## [SET PROBLEM]
Return the listing below verbatim. Pictures do not belong in the copy.

## [AVAILABLE RECORDS]
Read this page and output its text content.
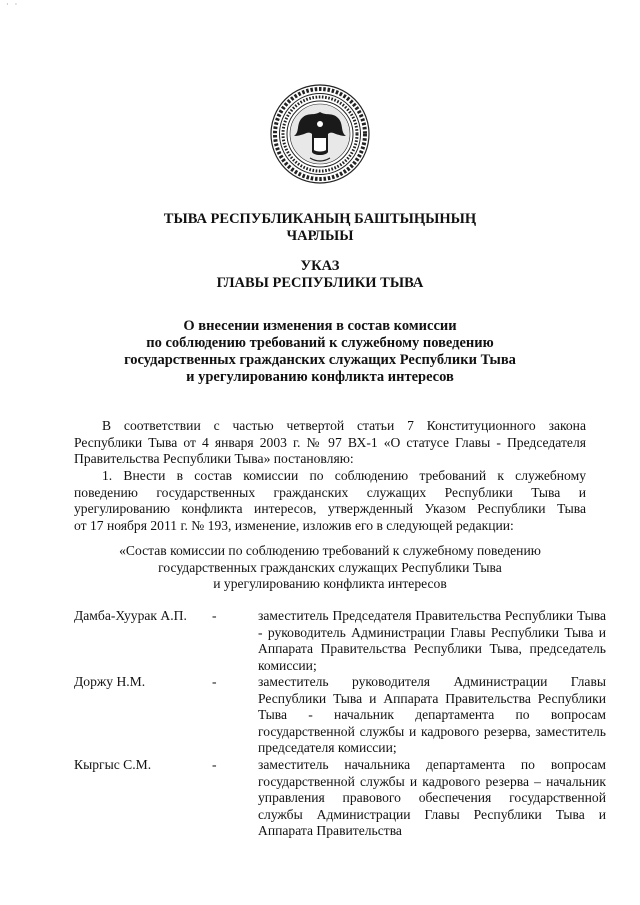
· ·
ТЫВА РЕСПУБЛИКАНЫҢ БАШТЫҢЫНЫҢ
ЧАРЛЫЫ
УКАЗ
ГЛАВЫ РЕСПУБЛИКИ ТЫВА
О внесении изменения в состав комиссии
по соблюдению требований к служебному поведению
государственных гражданских служащих Республики Тыва
и урегулированию конфликта интересов

В соответствии с частью четвертой статьи 7 Конституционного закона

Республики Тыва от 4 января 2003 г. № 97 ВХ-1 «О статусе Главы - Председателя

Правительства Республики Тыва» постановляю:

1. Внести в состав комиссии по соблюдению требований к служебному

поведению государственных гражданских служащих Республики Тыва и

урегулированию конфликта интересов, утвержденный Указом Республики Тыва

от 17 ноября 2011 г. № 193, изменение, изложив его в следующей редакции:

«Состав комиссии по соблюдению требований к служебному поведению
государственных гражданских служащих Республики Тыва
и урегулированию конфликта интересов
Дамба-Хуурак А.П.	-	заместитель Председателя Правительства Республики Тыва - руководитель Администрации Главы Республики Тыва и Аппарата Правительства Республики Тыва, председатель комиссии;
Доржу Н.М.	-	заместитель руководителя Администрации Главы Республики Тыва и Аппарата Правительства Республики Тыва - начальник департамента по вопросам государственной службы и кадрового резерва, заместитель председателя комиссии;
Кыргыс С.М.	-	заместитель начальника департамента по вопросам государственной службы и кадрового резерва – начальник управления правового обеспечения государственной службы Администрации Главы Республики Тыва и Аппарата Правительства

## [ANSWER FOR THE TASK]
Read this page and output its text content.
· ·
ТЫВА РЕСПУБЛИКАНЫҢ БАШТЫҢЫНЫҢ
ЧАРЛЫЫ
УКАЗ
ГЛАВЫ РЕСПУБЛИКИ ТЫВА
О внесении изменения в состав комиссии
по соблюдению требований к служебному поведению
государственных гражданских служащих Республики Тыва
и урегулированию конфликта интересов

В соответствии с частью четвертой статьи 7 Конституционного закона

Республики Тыва от 4 января 2003 г. № 97 ВХ-1 «О статусе Главы - Председателя

Правительства Республики Тыва» постановляю:

1. Внести в состав комиссии по соблюдению требований к служебному

поведению государственных гражданских служащих Республики Тыва и

урегулированию конфликта интересов, утвержденный Указом Республики Тыва

от 17 ноября 2011 г. № 193, изменение, изложив его в следующей редакции:

«Состав комиссии по соблюдению требований к служебному поведению
государственных гражданских служащих Республики Тыва
и урегулированию конфликта интересов
Дамба-Хуурак А.П.	-	заместитель Председателя Правительства Республики Тыва - руководитель Администрации Главы Республики Тыва и Аппарата Правительства Республики Тыва, председатель комиссии;
Доржу Н.М.	-	заместитель руководителя Администрации Главы Республики Тыва и Аппарата Правительства Республики Тыва - начальник департамента по вопросам государственной службы и кадрового резерва, заместитель председателя комиссии;
Кыргыс С.М.	-	заместитель начальника департамента по вопросам государственной службы и кадрового резерва – начальник управления правового обеспечения государственной службы Администрации Главы Республики Тыва и Аппарата Правительства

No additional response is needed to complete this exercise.